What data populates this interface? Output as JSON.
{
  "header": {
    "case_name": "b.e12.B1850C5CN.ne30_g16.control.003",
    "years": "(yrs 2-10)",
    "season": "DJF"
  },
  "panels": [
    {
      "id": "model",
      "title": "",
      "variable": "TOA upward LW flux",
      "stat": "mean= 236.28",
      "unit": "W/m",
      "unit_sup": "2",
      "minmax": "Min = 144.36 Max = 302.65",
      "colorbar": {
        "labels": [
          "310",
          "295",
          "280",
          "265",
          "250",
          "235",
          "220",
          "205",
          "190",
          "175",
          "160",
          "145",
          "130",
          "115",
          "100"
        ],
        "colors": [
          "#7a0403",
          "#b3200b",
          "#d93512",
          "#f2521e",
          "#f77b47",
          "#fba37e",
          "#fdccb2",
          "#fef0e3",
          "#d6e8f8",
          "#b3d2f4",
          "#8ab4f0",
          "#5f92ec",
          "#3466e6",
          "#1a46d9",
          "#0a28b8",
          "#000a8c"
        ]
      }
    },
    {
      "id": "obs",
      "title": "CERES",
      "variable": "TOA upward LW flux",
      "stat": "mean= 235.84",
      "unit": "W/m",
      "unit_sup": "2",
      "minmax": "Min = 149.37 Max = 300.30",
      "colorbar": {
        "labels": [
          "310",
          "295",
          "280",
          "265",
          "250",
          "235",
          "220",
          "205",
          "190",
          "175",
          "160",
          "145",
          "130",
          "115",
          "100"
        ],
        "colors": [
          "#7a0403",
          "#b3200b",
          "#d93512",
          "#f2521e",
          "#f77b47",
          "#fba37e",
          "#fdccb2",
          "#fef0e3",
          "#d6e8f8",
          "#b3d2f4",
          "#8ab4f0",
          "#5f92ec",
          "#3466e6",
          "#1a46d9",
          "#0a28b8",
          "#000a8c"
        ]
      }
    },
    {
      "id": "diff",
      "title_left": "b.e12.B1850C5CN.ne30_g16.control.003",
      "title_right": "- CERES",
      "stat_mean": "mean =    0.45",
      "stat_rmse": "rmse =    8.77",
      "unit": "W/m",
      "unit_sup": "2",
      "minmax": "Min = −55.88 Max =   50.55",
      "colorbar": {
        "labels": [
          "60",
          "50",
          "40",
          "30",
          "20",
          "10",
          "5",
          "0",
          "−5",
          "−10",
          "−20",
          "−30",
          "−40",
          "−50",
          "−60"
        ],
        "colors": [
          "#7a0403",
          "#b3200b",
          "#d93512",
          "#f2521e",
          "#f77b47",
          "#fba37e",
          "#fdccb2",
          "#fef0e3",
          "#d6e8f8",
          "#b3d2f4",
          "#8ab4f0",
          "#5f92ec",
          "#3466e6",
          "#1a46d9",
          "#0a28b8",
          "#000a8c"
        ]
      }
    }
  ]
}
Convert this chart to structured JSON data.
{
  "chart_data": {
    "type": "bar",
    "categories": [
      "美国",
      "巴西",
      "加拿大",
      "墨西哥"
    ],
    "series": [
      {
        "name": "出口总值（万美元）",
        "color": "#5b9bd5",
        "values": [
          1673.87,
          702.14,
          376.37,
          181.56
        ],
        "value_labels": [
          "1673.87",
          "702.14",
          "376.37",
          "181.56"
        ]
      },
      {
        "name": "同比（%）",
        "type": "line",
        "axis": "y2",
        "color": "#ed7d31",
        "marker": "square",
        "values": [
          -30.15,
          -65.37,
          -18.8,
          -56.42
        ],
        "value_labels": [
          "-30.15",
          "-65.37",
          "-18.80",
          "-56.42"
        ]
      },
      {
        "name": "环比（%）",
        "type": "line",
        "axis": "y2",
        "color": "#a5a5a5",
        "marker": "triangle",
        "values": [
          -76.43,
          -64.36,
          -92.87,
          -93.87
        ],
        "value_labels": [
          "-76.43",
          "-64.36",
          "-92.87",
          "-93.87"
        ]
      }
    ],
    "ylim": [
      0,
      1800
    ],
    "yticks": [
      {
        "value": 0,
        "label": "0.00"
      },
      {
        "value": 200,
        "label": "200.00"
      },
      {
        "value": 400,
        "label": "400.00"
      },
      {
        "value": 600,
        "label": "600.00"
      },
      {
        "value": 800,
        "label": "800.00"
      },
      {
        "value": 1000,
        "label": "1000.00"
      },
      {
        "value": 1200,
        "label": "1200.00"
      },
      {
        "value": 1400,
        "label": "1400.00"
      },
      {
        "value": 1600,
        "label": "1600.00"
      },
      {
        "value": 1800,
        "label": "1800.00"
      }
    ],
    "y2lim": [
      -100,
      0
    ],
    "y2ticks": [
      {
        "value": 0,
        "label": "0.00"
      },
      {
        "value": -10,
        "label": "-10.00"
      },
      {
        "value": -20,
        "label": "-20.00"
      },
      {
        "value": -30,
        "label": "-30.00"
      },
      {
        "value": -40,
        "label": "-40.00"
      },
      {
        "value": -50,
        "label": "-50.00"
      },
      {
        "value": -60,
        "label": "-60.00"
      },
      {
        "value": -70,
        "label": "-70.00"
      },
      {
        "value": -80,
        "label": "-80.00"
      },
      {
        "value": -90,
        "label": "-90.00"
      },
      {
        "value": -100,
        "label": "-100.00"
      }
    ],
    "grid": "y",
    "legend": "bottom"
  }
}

→ WRITTEN TASK:
Pull out all lines from the entries above in which the word "mean" appears.

→ RESULT OF THE EXERCISE:
      "stat": "mean= 236.28",
      "stat": "mean= 235.84",
      "stat_mean": "mean =    0.45",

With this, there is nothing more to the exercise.